[Rows from a dataset]
# # # # # # #

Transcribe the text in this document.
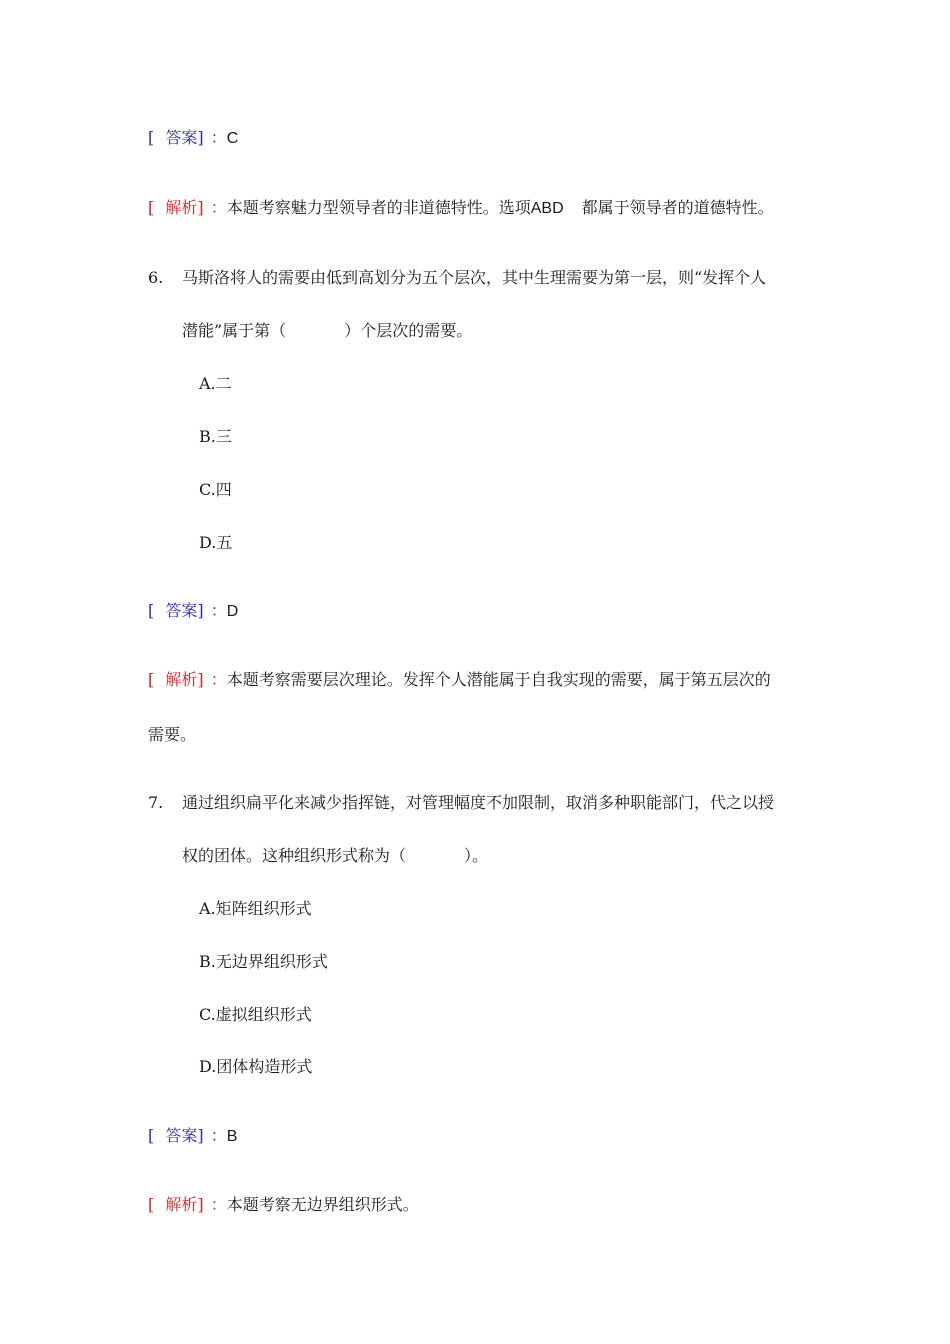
[ 答案] ：C
[ 解析] ：本题考察魅力型领导者的非道德特性。选项ABD 都属于领导者的道德特性。
6. 马斯洛将人的需要由低到高划分为五个层次，其中生理需要为第一层，则“发挥个人
潜能”属于第（	）个层次的需要。
A.二
B.三
C.四
D.五
[ 答案] ：D
[ 解析] ：本题考察需要层次理论。发挥个人潜能属于自我实现的需要，属于第五层次的
需要。
7. 通过组织扁平化来减少指挥链，对管理幅度不加限制，取消多种职能部门，代之以授
权的团体。这种组织形式称为（	）。
A.矩阵组织形式
B.无边界组织形式
C.虚拟组织形式
D.团体构造形式
[ 答案] ：B
[ 解析] ：本题考察无边界组织形式。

# # # # # # #

Problem: Retype all of the entries exactly as written, leaving out any images.

Full answer:
Transcribe the text in this document.
[ 答案] ：C
[ 解析] ：本题考察魅力型领导者的非道德特性。选项ABD 都属于领导者的道德特性。
6. 马斯洛将人的需要由低到高划分为五个层次，其中生理需要为第一层，则“发挥个人
潜能”属于第（	）个层次的需要。
A.二
B.三
C.四
D.五
[ 答案] ：D
[ 解析] ：本题考察需要层次理论。发挥个人潜能属于自我实现的需要，属于第五层次的
需要。
7. 通过组织扁平化来减少指挥链，对管理幅度不加限制，取消多种职能部门，代之以授
权的团体。这种组织形式称为（	）。
A.矩阵组织形式
B.无边界组织形式
C.虚拟组织形式
D.团体构造形式
[ 答案] ：B
[ 解析] ：本题考察无边界组织形式。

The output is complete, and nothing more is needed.